Problem requirements: Provide a single number: the count of lines containing the string "JSON".

Supplied data:

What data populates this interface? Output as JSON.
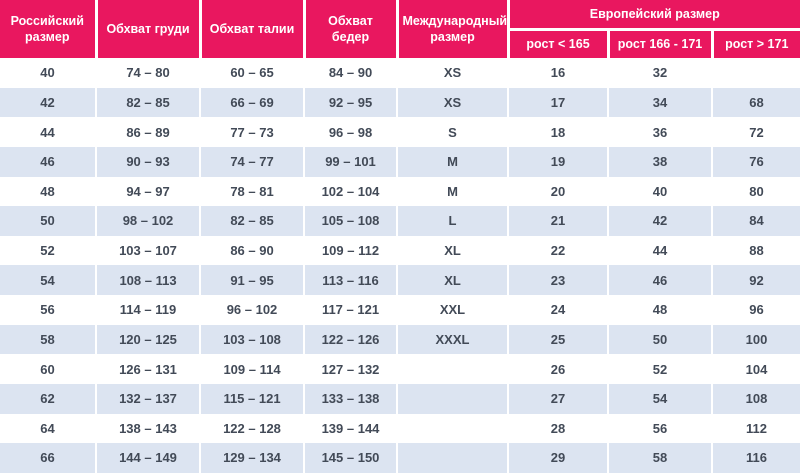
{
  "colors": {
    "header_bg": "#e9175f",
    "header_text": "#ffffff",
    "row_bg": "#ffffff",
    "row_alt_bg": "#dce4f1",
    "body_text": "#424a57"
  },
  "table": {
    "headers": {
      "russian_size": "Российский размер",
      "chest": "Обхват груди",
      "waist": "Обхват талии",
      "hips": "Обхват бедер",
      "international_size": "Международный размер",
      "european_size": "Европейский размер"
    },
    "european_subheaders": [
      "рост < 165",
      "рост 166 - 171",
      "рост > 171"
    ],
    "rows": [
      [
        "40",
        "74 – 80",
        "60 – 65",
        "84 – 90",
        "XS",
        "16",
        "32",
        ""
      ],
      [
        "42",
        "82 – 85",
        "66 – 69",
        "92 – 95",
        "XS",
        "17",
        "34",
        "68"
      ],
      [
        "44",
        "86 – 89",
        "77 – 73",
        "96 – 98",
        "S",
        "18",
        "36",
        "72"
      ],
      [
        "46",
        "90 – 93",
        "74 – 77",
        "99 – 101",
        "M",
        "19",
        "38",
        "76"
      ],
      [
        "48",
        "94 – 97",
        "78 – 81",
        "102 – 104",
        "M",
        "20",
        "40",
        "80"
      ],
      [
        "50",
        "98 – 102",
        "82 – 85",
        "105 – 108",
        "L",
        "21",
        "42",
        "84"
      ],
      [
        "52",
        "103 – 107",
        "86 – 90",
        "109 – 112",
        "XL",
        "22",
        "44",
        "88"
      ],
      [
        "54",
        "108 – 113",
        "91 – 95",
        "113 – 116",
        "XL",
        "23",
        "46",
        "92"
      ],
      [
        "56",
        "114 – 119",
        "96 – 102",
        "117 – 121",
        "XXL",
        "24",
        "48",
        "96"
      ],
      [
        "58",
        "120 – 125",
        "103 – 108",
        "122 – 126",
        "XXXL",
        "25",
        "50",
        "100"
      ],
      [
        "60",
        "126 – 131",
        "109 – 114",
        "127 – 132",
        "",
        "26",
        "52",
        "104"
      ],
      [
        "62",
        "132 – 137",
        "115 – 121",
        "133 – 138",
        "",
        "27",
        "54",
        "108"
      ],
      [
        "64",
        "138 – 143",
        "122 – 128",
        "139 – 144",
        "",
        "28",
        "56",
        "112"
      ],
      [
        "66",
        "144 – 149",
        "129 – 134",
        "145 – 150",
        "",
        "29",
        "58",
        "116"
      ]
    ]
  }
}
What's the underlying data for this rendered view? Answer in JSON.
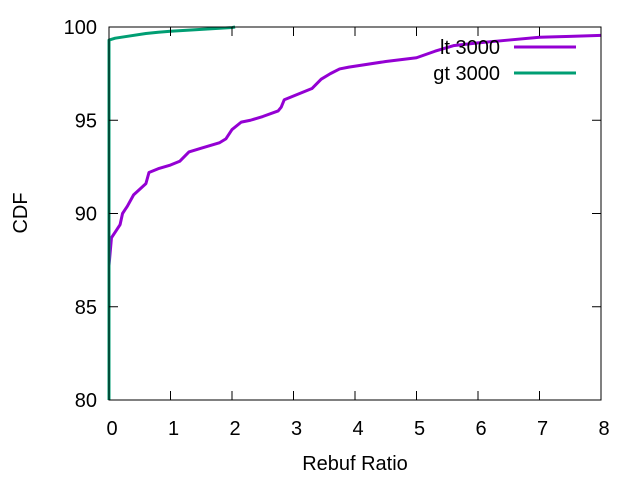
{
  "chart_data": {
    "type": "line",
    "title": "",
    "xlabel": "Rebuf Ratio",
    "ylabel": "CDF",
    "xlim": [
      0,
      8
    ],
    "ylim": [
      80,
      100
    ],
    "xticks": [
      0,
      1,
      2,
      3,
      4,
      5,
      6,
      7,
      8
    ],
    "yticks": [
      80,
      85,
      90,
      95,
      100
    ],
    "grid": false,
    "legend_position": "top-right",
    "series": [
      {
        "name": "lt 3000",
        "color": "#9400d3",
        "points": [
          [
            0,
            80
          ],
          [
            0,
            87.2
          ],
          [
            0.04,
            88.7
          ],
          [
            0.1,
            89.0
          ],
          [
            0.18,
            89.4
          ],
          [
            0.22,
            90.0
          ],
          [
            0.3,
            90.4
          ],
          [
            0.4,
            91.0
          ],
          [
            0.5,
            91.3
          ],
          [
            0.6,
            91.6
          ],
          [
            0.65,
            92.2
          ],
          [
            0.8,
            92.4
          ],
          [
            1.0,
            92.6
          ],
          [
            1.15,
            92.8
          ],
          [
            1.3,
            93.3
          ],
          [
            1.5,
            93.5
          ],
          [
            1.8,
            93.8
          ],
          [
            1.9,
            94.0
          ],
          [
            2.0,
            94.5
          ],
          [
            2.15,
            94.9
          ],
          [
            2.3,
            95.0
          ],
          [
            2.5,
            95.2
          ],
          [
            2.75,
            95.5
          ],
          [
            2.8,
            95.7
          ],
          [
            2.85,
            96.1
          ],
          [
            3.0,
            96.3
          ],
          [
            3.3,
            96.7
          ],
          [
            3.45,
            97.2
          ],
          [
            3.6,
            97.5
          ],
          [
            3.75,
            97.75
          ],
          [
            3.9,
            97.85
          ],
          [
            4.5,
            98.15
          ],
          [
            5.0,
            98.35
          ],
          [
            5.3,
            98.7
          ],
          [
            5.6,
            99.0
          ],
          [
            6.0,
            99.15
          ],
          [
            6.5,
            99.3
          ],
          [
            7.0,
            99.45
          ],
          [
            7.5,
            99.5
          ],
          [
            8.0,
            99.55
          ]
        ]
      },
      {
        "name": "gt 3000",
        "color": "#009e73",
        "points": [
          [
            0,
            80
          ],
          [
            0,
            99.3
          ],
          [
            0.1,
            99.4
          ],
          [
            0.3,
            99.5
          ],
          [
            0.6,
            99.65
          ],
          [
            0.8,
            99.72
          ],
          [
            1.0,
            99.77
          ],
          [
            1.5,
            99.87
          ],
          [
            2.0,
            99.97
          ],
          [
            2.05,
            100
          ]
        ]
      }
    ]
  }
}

Result of this exercise: 2